The records should be written out in full, with nothing altered.

────────────────

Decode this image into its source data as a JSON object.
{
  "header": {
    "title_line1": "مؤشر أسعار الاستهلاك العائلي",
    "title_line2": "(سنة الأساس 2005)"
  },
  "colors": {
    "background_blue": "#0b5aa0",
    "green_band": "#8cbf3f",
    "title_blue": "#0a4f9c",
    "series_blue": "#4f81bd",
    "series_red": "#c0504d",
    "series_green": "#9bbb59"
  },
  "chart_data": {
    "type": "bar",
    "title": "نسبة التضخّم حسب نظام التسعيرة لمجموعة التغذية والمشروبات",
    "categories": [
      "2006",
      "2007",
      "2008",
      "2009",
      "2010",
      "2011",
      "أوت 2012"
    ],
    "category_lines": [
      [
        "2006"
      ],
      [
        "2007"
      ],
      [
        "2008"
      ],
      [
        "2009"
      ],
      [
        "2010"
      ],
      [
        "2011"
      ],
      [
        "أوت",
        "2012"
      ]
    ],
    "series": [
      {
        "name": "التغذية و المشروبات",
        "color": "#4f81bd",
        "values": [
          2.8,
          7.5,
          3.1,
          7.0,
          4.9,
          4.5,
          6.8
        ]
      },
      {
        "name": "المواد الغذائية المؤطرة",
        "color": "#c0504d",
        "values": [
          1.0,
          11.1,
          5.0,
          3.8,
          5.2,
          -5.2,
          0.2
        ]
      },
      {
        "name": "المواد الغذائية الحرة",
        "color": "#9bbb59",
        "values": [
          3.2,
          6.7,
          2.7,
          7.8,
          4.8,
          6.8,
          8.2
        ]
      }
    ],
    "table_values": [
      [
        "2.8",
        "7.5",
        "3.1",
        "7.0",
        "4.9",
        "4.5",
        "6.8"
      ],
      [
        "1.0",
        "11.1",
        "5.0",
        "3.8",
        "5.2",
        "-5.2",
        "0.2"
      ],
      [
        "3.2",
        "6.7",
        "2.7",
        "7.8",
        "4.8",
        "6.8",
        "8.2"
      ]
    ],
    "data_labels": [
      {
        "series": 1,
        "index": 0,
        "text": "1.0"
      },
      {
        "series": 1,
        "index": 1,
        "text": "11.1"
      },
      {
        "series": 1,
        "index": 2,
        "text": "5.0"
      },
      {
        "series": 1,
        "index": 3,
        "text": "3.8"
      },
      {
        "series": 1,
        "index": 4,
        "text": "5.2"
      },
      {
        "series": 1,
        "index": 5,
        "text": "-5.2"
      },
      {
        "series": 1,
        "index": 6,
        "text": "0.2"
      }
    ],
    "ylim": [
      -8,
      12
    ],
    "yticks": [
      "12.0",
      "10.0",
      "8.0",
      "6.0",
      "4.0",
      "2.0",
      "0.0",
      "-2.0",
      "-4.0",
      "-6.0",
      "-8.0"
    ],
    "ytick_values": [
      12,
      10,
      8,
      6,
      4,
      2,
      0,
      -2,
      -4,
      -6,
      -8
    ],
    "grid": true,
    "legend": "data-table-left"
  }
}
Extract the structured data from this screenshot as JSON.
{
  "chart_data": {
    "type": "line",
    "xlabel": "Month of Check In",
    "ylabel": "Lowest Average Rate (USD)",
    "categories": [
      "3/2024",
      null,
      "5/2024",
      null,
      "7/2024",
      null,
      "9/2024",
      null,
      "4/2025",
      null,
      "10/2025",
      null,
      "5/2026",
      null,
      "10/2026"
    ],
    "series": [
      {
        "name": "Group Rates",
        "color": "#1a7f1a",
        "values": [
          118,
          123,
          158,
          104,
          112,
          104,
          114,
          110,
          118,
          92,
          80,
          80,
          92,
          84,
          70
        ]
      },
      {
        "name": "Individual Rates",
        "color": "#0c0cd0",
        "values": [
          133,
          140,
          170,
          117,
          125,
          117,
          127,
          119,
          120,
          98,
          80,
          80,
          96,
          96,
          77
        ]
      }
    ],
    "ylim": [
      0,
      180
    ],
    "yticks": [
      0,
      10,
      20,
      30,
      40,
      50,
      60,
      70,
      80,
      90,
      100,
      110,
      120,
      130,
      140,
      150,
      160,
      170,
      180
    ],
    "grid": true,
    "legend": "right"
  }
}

────────────────

> **Output below**
Decode this image into its source data as a JSON object.
{
  "header": {
    "title_line1": "مؤشر أسعار الاستهلاك العائلي",
    "title_line2": "(سنة الأساس 2005)"
  },
  "colors": {
    "background_blue": "#0b5aa0",
    "green_band": "#8cbf3f",
    "title_blue": "#0a4f9c",
    "series_blue": "#4f81bd",
    "series_red": "#c0504d",
    "series_green": "#9bbb59"
  },
  "chart_data": {
    "type": "bar",
    "title": "نسبة التضخّم حسب نظام التسعيرة لمجموعة التغذية والمشروبات",
    "categories": [
      "2006",
      "2007",
      "2008",
      "2009",
      "2010",
      "2011",
      "أوت 2012"
    ],
    "category_lines": [
      [
        "2006"
      ],
      [
        "2007"
      ],
      [
        "2008"
      ],
      [
        "2009"
      ],
      [
        "2010"
      ],
      [
        "2011"
      ],
      [
        "أوت",
        "2012"
      ]
    ],
    "series": [
      {
        "name": "التغذية و المشروبات",
        "color": "#4f81bd",
        "values": [
          2.8,
          7.5,
          3.1,
          7.0,
          4.9,
          4.5,
          6.8
        ]
      },
      {
        "name": "المواد الغذائية المؤطرة",
        "color": "#c0504d",
        "values": [
          1.0,
          11.1,
          5.0,
          3.8,
          5.2,
          -5.2,
          0.2
        ]
      },
      {
        "name": "المواد الغذائية الحرة",
        "color": "#9bbb59",
        "values": [
          3.2,
          6.7,
          2.7,
          7.8,
          4.8,
          6.8,
          8.2
        ]
      }
    ],
    "table_values": [
      [
        "2.8",
        "7.5",
        "3.1",
        "7.0",
        "4.9",
        "4.5",
        "6.8"
      ],
      [
        "1.0",
        "11.1",
        "5.0",
        "3.8",
        "5.2",
        "-5.2",
        "0.2"
      ],
      [
        "3.2",
        "6.7",
        "2.7",
        "7.8",
        "4.8",
        "6.8",
        "8.2"
      ]
    ],
    "data_labels": [
      {
        "series": 1,
        "index": 0,
        "text": "1.0"
      },
      {
        "series": 1,
        "index": 1,
        "text": "11.1"
      },
      {
        "series": 1,
        "index": 2,
        "text": "5.0"
      },
      {
        "series": 1,
        "index": 3,
        "text": "3.8"
      },
      {
        "series": 1,
        "index": 4,
        "text": "5.2"
      },
      {
        "series": 1,
        "index": 5,
        "text": "-5.2"
      },
      {
        "series": 1,
        "index": 6,
        "text": "0.2"
      }
    ],
    "ylim": [
      -8,
      12
    ],
    "yticks": [
      "12.0",
      "10.0",
      "8.0",
      "6.0",
      "4.0",
      "2.0",
      "0.0",
      "-2.0",
      "-4.0",
      "-6.0",
      "-8.0"
    ],
    "ytick_values": [
      12,
      10,
      8,
      6,
      4,
      2,
      0,
      -2,
      -4,
      -6,
      -8
    ],
    "grid": true,
    "legend": "data-table-left"
  }
}
Extract the structured data from this screenshot as JSON.
{
  "chart_data": {
    "type": "line",
    "xlabel": "Month of Check In",
    "ylabel": "Lowest Average Rate (USD)",
    "categories": [
      "3/2024",
      null,
      "5/2024",
      null,
      "7/2024",
      null,
      "9/2024",
      null,
      "4/2025",
      null,
      "10/2025",
      null,
      "5/2026",
      null,
      "10/2026"
    ],
    "series": [
      {
        "name": "Group Rates",
        "color": "#1a7f1a",
        "values": [
          118,
          123,
          158,
          104,
          112,
          104,
          114,
          110,
          118,
          92,
          80,
          80,
          92,
          84,
          70
        ]
      },
      {
        "name": "Individual Rates",
        "color": "#0c0cd0",
        "values": [
          133,
          140,
          170,
          117,
          125,
          117,
          127,
          119,
          120,
          98,
          80,
          80,
          96,
          96,
          77
        ]
      }
    ],
    "ylim": [
      0,
      180
    ],
    "yticks": [
      0,
      10,
      20,
      30,
      40,
      50,
      60,
      70,
      80,
      90,
      100,
      110,
      120,
      130,
      140,
      150,
      160,
      170,
      180
    ],
    "grid": true,
    "legend": "right"
  }
}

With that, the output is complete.